DESCRIPTION OF THE TASK =
Answer these questions using the footnotes on share options.
1. How many Ordinary Shares does each American Depositary Share currently represent?
2. On what date did the first monthly installment of the 240,000-share option vest?
3. How many Ordinary Shares could be purchased under the option granted on February 1, 2017?

(TEXT UNDER STUDY)

2. The Ordinary Shares may be represented by American Depositary Shares, each of which currently represents one Ordinary Share.
3. On July 6, 2015, the Reporting Person was granted an option to purchase 180,000 Ordinary Shares under the Plan. The vesting of the shares was subject to a certain performance milestone that was previously achieved. The shares subject to this option vested in 48 equal monthly installments on the last day of each month starting on July 31, 2015. This option was fully vested as of the date hereof.
4. On July 6, 2015, the Reporting Person was granted an option to purchase 240,000 Ordinary Shares under the Plan. The vesting of the shares was subject to a certain performance milestone that was previously achieved. The shares subject to this option vested in 48 equal monthly installments on the last day of each month starting on July 31, 2015. This option was fully vested as of the date hereof.
5. On February 1, 2017, the Reporting Person was granted an option to purchase 133,000 Ordinary Shares under the Plan. The shares subject to this option vested in 48 equal monthly installments on the last day of each month starting on February 28, 2017. This option was fully vested as of the date hereof.

(End TEXT UNDER STUDY)
(DATA EXTRACTS)

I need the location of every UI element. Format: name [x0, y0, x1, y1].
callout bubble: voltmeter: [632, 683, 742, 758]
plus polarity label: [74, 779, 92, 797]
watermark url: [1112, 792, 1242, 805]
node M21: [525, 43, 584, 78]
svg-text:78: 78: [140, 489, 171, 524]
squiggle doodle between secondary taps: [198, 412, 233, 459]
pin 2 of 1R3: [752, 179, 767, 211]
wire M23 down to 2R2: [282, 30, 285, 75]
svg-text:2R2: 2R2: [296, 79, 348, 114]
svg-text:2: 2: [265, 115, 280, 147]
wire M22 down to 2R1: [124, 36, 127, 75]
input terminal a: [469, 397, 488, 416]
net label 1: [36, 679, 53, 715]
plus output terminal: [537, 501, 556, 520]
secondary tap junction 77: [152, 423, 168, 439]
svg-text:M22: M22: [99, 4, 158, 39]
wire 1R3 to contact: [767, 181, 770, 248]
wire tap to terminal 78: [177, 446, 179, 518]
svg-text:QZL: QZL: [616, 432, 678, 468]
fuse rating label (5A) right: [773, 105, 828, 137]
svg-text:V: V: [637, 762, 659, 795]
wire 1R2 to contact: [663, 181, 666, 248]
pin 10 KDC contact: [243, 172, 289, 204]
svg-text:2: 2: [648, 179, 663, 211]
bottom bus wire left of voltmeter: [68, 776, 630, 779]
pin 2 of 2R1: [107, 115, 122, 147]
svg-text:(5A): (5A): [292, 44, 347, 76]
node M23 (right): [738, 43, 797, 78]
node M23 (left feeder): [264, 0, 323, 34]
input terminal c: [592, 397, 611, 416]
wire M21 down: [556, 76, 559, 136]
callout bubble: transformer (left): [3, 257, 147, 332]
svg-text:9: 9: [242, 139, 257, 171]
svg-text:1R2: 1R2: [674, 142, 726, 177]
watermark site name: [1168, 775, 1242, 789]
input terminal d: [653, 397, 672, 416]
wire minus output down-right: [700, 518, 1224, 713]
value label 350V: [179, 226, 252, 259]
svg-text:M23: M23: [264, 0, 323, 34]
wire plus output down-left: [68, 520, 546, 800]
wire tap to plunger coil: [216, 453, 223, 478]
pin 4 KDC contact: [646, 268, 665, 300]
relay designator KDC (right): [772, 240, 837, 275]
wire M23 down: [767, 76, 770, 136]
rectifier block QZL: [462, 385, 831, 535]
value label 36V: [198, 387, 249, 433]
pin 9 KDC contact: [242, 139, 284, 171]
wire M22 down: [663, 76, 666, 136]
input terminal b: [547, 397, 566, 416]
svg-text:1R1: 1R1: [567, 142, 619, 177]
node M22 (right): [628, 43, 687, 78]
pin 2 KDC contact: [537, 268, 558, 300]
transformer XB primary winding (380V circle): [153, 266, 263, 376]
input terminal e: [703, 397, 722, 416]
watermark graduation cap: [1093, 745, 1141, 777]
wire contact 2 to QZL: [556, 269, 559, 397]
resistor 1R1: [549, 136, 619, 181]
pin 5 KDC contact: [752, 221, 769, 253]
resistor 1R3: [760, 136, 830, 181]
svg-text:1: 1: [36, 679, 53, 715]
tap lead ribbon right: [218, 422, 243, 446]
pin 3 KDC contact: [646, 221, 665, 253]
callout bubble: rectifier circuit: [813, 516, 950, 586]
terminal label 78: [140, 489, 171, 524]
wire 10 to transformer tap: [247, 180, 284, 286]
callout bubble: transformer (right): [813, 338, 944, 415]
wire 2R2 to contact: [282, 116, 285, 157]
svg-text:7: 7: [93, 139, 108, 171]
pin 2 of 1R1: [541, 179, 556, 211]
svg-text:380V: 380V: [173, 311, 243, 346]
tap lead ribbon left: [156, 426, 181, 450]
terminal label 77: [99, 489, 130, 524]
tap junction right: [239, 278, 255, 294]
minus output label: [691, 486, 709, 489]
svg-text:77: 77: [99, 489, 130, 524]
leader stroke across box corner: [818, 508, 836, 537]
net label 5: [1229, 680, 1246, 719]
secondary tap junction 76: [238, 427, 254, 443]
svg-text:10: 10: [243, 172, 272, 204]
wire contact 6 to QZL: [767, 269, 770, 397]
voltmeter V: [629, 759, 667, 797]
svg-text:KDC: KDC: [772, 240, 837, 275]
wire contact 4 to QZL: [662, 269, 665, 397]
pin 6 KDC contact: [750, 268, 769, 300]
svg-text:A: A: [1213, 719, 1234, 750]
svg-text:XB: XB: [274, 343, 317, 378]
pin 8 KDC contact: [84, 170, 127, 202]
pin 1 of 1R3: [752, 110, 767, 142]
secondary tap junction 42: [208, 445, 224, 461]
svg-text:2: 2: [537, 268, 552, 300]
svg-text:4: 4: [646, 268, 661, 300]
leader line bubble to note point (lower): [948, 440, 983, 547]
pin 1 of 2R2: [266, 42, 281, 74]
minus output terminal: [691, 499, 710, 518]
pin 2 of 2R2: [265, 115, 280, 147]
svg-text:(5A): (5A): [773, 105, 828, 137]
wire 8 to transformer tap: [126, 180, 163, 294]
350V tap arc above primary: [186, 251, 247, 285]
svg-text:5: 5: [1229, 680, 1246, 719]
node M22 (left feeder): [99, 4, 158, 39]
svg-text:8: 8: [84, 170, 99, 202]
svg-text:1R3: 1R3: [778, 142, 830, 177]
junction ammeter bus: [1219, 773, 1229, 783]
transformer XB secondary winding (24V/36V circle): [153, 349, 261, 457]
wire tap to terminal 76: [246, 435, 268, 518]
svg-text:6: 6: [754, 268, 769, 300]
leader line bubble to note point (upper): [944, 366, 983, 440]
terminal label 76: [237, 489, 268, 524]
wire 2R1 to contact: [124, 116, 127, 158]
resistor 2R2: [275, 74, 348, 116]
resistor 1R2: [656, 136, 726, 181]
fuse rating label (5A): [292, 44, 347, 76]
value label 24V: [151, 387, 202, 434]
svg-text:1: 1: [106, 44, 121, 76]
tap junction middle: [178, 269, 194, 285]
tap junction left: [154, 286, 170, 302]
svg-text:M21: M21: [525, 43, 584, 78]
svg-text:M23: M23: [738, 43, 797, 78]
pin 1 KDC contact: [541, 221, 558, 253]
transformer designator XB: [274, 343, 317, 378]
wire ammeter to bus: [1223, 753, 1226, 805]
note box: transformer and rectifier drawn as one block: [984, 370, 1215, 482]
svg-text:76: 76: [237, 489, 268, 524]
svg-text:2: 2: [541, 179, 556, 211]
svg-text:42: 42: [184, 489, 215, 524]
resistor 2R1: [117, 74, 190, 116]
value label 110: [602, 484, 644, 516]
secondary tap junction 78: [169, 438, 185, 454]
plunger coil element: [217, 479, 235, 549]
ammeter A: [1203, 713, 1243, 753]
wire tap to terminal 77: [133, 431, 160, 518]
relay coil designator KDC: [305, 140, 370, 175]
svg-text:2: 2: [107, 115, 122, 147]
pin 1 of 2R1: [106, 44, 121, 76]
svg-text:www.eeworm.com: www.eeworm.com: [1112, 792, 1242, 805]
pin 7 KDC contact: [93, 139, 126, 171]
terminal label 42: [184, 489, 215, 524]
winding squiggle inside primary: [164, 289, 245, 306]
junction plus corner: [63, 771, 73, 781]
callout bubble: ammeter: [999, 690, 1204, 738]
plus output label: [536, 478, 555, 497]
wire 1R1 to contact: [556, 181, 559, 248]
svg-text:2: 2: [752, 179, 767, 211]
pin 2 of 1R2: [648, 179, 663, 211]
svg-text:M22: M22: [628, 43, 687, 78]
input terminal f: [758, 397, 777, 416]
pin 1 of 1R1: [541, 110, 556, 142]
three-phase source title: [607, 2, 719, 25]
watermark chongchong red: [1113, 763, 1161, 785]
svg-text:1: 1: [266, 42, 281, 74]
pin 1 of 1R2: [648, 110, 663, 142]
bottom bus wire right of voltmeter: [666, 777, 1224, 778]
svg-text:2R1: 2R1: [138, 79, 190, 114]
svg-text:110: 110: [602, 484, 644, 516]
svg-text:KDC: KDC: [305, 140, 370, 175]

(End DATA EXTRACTS)

RESPONSE BOX =
1. One Ordinary Share.
2. July 31, 2015.
3. 133,000 Ordinary Shares.